↓
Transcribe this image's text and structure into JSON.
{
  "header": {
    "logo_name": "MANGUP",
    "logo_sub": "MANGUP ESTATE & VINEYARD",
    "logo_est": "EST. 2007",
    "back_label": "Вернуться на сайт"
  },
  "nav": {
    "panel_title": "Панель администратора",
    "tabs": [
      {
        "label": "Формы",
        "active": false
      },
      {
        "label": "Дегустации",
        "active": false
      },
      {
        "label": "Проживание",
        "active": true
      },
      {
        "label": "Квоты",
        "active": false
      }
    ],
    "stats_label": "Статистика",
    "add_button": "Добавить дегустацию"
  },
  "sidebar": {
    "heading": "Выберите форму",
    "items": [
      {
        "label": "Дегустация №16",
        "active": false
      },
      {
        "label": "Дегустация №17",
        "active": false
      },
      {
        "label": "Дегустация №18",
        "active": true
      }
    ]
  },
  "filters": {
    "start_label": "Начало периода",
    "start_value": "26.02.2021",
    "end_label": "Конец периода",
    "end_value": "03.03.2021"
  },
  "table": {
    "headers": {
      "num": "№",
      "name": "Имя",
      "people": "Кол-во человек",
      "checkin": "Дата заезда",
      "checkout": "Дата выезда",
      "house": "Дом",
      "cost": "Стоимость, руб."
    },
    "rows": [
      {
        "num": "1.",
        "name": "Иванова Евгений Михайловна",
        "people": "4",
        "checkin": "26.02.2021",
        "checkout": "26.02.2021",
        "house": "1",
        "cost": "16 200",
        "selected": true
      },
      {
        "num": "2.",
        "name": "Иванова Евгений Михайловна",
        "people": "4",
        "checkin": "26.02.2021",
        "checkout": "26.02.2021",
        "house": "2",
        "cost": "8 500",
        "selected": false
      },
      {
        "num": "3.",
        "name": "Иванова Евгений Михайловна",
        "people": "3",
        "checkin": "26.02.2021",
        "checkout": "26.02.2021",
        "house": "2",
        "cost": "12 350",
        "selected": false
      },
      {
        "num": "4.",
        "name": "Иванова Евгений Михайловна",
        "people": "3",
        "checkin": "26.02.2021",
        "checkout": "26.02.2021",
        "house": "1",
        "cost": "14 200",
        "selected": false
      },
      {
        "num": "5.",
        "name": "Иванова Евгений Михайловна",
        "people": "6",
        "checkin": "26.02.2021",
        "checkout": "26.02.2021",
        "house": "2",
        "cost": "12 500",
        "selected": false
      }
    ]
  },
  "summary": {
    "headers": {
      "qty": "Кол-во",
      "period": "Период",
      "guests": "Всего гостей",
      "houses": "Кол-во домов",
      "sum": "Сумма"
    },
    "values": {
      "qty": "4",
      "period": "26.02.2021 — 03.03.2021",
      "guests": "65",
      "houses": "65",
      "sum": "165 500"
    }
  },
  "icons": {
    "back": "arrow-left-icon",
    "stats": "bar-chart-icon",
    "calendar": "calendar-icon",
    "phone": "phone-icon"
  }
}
↑
=== Instruction ===
Repeat the data precisely, line by line.

=== Exercise solution ===
Transcribe this image's text and structure into JSON.
{
  "header": {
    "logo_name": "MANGUP",
    "logo_sub": "MANGUP ESTATE & VINEYARD",
    "logo_est": "EST. 2007",
    "back_label": "Вернуться на сайт"
  },
  "nav": {
    "panel_title": "Панель администратора",
    "tabs": [
      {
        "label": "Формы",
        "active": false
      },
      {
        "label": "Дегустации",
        "active": false
      },
      {
        "label": "Проживание",
        "active": true
      },
      {
        "label": "Квоты",
        "active": false
      }
    ],
    "stats_label": "Статистика",
    "add_button": "Добавить дегустацию"
  },
  "sidebar": {
    "heading": "Выберите форму",
    "items": [
      {
        "label": "Дегустация №16",
        "active": false
      },
      {
        "label": "Дегустация №17",
        "active": false
      },
      {
        "label": "Дегустация №18",
        "active": true
      }
    ]
  },
  "filters": {
    "start_label": "Начало периода",
    "start_value": "26.02.2021",
    "end_label": "Конец периода",
    "end_value": "03.03.2021"
  },
  "table": {
    "headers": {
      "num": "№",
      "name": "Имя",
      "people": "Кол-во человек",
      "checkin": "Дата заезда",
      "checkout": "Дата выезда",
      "house": "Дом",
      "cost": "Стоимость, руб."
    },
    "rows": [
      {
        "num": "1.",
        "name": "Иванова Евгений Михайловна",
        "people": "4",
        "checkin": "26.02.2021",
        "checkout": "26.02.2021",
        "house": "1",
        "cost": "16 200",
        "selected": true
      },
      {
        "num": "2.",
        "name": "Иванова Евгений Михайловна",
        "people": "4",
        "checkin": "26.02.2021",
        "checkout": "26.02.2021",
        "house": "2",
        "cost": "8 500",
        "selected": false
      },
      {
        "num": "3.",
        "name": "Иванова Евгений Михайловна",
        "people": "3",
        "checkin": "26.02.2021",
        "checkout": "26.02.2021",
        "house": "2",
        "cost": "12 350",
        "selected": false
      },
      {
        "num": "4.",
        "name": "Иванова Евгений Михайловна",
        "people": "3",
        "checkin": "26.02.2021",
        "checkout": "26.02.2021",
        "house": "1",
        "cost": "14 200",
        "selected": false
      },
      {
        "num": "5.",
        "name": "Иванова Евгений Михайловна",
        "people": "6",
        "checkin": "26.02.2021",
        "checkout": "26.02.2021",
        "house": "2",
        "cost": "12 500",
        "selected": false
      }
    ]
  },
  "summary": {
    "headers": {
      "qty": "Кол-во",
      "period": "Период",
      "guests": "Всего гостей",
      "houses": "Кол-во домов",
      "sum": "Сумма"
    },
    "values": {
      "qty": "4",
      "period": "26.02.2021 — 03.03.2021",
      "guests": "65",
      "houses": "65",
      "sum": "165 500"
    }
  },
  "icons": {
    "back": "arrow-left-icon",
    "stats": "bar-chart-icon",
    "calendar": "calendar-icon",
    "phone": "phone-icon"
  }
}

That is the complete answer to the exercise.